### [THE EXERCISE]
Pick out every line of the entries below where "volume" occurs, and copy those lines.

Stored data
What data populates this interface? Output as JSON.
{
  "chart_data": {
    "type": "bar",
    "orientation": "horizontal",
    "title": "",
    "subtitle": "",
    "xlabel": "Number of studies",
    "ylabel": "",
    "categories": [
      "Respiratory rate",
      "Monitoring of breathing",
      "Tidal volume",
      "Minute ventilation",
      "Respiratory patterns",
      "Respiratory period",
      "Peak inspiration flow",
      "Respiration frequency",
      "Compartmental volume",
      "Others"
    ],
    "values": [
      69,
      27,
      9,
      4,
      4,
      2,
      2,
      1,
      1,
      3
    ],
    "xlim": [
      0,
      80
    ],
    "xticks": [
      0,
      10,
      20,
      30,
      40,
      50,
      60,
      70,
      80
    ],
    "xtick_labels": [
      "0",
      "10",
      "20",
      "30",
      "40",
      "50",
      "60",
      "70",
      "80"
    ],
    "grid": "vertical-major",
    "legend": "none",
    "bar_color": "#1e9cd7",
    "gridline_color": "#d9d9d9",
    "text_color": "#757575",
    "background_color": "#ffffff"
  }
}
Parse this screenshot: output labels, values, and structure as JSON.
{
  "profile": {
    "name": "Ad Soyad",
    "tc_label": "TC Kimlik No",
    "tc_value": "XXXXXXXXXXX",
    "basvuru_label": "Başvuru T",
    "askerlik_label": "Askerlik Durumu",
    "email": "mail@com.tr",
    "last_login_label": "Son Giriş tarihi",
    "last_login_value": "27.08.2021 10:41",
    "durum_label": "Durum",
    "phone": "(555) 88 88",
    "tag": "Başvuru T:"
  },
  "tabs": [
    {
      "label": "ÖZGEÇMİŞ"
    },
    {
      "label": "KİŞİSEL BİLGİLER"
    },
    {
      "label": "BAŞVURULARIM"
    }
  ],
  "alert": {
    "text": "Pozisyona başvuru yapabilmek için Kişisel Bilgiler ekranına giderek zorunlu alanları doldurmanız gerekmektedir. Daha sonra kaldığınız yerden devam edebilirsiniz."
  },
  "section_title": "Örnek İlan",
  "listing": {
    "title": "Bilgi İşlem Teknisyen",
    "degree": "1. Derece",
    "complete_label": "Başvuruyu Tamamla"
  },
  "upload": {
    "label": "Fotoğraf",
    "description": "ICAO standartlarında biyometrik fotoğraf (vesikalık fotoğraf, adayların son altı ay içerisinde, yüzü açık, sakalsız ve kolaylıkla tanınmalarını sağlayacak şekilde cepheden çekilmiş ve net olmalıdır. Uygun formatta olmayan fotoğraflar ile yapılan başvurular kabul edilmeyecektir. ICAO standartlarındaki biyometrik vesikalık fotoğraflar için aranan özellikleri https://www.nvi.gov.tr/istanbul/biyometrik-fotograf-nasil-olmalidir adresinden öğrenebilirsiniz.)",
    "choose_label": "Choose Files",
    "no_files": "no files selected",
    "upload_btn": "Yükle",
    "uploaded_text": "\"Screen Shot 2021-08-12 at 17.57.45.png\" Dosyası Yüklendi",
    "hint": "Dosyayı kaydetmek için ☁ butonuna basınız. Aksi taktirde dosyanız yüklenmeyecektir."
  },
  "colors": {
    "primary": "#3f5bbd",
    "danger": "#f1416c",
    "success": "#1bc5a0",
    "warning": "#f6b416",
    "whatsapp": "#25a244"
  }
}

### [EXERCISE OUTPUT]
      "Tidal volume",
      "Compartmental volume",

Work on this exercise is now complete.